Goal
Gather all lines in the data that hold the string "száma".

* begin Provided material *

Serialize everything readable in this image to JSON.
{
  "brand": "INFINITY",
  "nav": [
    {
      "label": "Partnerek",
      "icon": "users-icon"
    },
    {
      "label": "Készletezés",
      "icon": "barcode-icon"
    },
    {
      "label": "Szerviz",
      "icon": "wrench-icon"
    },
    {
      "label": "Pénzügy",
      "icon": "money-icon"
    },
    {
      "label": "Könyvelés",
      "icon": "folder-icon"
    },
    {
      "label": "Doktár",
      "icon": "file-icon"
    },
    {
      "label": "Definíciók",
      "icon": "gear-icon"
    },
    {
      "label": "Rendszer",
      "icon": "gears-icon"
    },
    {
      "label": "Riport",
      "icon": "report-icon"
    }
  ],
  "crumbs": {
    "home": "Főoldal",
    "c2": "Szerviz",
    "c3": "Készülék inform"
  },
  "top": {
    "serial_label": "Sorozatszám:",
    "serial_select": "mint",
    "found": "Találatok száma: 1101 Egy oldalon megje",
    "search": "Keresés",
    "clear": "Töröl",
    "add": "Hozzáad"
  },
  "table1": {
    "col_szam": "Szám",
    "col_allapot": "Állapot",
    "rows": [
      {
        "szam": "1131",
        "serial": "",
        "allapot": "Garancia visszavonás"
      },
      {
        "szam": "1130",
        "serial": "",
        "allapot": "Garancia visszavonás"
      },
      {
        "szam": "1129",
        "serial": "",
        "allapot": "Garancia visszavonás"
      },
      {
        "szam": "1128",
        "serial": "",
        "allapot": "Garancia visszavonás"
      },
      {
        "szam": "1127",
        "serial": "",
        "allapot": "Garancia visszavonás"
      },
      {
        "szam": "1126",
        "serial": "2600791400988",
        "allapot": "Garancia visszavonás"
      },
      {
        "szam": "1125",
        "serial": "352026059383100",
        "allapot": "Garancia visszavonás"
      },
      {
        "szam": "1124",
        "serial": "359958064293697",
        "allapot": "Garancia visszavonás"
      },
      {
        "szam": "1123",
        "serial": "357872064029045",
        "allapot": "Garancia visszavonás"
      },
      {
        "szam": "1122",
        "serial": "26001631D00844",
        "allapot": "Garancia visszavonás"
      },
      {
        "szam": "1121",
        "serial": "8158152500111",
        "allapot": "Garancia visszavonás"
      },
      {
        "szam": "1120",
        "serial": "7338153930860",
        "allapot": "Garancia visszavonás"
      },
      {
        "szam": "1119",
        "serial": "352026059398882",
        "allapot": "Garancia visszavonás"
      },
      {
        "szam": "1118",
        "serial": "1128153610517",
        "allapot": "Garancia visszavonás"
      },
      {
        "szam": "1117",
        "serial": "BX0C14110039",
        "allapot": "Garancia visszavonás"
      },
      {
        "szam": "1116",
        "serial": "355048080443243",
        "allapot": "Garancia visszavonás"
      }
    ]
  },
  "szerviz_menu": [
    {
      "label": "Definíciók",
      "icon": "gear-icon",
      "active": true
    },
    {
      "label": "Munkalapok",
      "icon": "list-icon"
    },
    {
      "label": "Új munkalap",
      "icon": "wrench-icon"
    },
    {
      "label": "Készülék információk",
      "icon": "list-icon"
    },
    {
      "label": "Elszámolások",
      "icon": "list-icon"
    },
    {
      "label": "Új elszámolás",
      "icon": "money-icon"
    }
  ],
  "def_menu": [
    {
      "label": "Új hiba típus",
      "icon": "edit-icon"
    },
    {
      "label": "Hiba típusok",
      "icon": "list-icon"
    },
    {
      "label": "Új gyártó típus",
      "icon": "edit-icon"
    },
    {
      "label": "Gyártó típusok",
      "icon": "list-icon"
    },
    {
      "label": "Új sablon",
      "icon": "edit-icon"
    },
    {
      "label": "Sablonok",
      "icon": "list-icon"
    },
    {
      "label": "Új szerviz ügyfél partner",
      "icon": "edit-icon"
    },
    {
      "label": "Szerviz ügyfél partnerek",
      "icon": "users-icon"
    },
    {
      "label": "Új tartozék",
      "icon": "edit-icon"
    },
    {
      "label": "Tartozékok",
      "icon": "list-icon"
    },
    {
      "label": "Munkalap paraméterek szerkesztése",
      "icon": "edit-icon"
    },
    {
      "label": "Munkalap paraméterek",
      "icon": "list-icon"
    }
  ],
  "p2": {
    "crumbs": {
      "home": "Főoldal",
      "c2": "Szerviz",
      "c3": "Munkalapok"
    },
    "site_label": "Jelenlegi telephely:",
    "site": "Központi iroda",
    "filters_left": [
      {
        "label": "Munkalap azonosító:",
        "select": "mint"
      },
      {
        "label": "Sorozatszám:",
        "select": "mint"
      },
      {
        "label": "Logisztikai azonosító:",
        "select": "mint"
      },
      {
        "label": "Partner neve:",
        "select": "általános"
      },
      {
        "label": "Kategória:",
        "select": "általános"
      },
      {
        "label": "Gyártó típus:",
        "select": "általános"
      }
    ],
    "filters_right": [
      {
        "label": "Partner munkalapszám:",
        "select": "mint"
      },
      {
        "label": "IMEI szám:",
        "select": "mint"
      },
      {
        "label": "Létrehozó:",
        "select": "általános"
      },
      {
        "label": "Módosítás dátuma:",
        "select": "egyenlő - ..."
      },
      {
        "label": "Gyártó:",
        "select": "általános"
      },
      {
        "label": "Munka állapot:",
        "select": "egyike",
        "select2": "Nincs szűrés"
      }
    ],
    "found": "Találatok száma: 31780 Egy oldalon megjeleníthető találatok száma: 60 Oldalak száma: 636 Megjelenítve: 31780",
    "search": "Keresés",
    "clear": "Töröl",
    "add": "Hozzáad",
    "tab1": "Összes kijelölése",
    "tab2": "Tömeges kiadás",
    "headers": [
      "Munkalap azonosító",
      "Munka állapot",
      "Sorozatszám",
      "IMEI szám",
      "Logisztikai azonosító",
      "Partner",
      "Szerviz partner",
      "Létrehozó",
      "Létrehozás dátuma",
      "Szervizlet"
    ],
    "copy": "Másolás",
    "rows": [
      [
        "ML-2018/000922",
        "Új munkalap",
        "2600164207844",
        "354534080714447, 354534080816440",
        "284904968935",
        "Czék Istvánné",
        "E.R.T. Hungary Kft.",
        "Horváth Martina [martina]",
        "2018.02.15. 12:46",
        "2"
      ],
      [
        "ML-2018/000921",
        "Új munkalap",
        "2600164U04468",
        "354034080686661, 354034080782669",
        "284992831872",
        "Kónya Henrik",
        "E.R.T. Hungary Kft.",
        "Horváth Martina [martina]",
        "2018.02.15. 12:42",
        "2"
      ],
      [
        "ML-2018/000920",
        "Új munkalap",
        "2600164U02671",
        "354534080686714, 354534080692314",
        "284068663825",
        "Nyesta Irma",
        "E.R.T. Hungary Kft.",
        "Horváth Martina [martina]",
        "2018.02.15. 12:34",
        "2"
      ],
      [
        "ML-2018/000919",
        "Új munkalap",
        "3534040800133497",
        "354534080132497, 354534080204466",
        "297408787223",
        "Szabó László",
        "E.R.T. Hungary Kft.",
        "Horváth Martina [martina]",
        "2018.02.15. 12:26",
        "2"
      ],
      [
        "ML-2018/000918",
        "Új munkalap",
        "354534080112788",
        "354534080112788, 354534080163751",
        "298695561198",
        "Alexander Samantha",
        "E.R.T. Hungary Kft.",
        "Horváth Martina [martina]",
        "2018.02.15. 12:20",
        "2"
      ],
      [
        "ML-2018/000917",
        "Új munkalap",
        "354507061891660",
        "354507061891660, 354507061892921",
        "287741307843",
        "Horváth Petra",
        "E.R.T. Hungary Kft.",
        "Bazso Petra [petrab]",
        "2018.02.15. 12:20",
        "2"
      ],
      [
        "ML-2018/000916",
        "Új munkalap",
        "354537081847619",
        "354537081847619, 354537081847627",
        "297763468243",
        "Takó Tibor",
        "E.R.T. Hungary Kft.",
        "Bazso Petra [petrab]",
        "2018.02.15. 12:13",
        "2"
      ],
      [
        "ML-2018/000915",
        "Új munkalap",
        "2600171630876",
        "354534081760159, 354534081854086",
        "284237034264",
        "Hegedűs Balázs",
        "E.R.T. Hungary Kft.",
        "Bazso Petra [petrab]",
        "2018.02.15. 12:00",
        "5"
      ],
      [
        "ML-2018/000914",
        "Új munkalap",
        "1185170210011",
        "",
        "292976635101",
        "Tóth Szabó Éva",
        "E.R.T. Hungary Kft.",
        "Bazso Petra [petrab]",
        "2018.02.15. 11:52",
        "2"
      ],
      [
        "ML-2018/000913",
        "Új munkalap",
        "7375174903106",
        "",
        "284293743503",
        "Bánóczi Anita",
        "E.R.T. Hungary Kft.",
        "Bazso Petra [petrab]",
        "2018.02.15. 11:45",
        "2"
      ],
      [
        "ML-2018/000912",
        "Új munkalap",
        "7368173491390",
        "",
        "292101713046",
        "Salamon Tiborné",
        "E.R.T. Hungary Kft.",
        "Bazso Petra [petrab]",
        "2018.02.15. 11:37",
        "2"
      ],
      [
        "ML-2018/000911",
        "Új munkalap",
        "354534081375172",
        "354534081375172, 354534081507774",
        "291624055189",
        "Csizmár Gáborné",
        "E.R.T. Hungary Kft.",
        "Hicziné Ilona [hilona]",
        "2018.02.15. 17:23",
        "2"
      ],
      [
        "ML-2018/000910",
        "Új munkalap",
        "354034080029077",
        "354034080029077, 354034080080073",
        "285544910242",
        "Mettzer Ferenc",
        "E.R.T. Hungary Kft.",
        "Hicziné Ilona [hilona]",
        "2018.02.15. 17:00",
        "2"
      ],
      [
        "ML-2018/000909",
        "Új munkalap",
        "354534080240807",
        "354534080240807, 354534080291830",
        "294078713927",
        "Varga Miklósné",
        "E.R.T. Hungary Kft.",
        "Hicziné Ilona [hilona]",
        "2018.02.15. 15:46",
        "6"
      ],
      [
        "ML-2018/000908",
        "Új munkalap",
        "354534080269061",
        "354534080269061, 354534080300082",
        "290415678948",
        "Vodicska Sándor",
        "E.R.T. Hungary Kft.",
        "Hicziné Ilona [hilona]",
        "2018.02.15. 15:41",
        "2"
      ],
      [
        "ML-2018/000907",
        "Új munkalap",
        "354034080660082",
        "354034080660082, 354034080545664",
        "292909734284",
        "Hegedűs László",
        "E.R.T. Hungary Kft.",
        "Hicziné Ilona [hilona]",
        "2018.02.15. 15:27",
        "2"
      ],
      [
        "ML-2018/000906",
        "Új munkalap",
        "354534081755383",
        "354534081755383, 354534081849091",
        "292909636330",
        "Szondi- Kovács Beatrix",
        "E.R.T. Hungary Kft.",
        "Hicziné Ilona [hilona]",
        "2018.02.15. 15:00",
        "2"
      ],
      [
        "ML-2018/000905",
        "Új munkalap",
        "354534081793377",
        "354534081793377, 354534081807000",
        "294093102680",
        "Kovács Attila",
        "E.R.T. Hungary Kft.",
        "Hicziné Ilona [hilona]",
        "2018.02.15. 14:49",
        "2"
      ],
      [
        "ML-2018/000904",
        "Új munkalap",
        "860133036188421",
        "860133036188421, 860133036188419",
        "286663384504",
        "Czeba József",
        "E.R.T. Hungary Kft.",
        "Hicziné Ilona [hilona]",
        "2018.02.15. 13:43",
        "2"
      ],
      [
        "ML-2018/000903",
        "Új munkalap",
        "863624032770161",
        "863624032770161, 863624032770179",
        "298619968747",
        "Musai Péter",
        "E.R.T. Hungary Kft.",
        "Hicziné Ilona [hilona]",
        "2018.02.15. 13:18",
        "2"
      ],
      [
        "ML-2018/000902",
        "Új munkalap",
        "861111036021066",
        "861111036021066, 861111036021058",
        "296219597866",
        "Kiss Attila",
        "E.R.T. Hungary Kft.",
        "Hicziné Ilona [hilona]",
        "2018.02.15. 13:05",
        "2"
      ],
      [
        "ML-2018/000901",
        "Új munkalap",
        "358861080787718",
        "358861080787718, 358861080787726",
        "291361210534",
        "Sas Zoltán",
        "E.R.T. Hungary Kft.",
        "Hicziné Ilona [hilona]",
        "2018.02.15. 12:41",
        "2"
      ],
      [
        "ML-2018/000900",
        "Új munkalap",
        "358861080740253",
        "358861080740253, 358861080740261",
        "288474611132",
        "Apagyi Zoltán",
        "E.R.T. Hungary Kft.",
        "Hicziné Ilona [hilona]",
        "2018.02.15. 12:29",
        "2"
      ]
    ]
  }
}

* end Provided material *

Completed task
    "found": "Találatok száma: 1101 Egy oldalon megje",
    "found": "Találatok száma: 31780 Egy oldalon megjeleníthető találatok száma: 60 Oldalak száma: 636 Megjelenítve: 31780",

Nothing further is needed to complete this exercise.